------ THE INPUT

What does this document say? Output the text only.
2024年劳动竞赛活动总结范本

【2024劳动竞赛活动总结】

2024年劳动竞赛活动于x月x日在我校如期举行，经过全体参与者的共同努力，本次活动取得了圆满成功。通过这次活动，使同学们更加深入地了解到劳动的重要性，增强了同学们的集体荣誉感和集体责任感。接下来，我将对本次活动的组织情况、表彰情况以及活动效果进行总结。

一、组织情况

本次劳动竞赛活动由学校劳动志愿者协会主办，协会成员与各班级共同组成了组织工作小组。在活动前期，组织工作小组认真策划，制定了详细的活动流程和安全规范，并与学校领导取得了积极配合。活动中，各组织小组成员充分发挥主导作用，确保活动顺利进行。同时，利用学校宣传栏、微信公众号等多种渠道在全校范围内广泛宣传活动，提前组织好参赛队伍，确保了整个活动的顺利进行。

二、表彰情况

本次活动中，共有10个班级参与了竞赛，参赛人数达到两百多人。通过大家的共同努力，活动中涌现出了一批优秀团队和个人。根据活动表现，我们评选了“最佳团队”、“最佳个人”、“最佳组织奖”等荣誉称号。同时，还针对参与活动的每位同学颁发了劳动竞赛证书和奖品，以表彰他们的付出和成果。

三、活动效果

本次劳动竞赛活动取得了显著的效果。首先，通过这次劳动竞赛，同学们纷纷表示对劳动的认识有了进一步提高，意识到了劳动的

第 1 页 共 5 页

------------

[DIRECTION] Take the lines above and retype all of them exactly.

[OUTPUT OF THE EXERCISE]
What does this document say? Output the text only.
2024年劳动竞赛活动总结范本

【2024劳动竞赛活动总结】

2024年劳动竞赛活动于x月x日在我校如期举行，经过全体参与者的共同努力，本次活动取得了圆满成功。通过这次活动，使同学们更加深入地了解到劳动的重要性，增强了同学们的集体荣誉感和集体责任感。接下来，我将对本次活动的组织情况、表彰情况以及活动效果进行总结。

一、组织情况

本次劳动竞赛活动由学校劳动志愿者协会主办，协会成员与各班级共同组成了组织工作小组。在活动前期，组织工作小组认真策划，制定了详细的活动流程和安全规范，并与学校领导取得了积极配合。活动中，各组织小组成员充分发挥主导作用，确保活动顺利进行。同时，利用学校宣传栏、微信公众号等多种渠道在全校范围内广泛宣传活动，提前组织好参赛队伍，确保了整个活动的顺利进行。

二、表彰情况

本次活动中，共有10个班级参与了竞赛，参赛人数达到两百多人。通过大家的共同努力，活动中涌现出了一批优秀团队和个人。根据活动表现，我们评选了“最佳团队”、“最佳个人”、“最佳组织奖”等荣誉称号。同时，还针对参与活动的每位同学颁发了劳动竞赛证书和奖品，以表彰他们的付出和成果。

三、活动效果

本次劳动竞赛活动取得了显著的效果。首先，通过这次劳动竞赛，同学们纷纷表示对劳动的认识有了进一步提高，意识到了劳动的

第 1 页 共 5 页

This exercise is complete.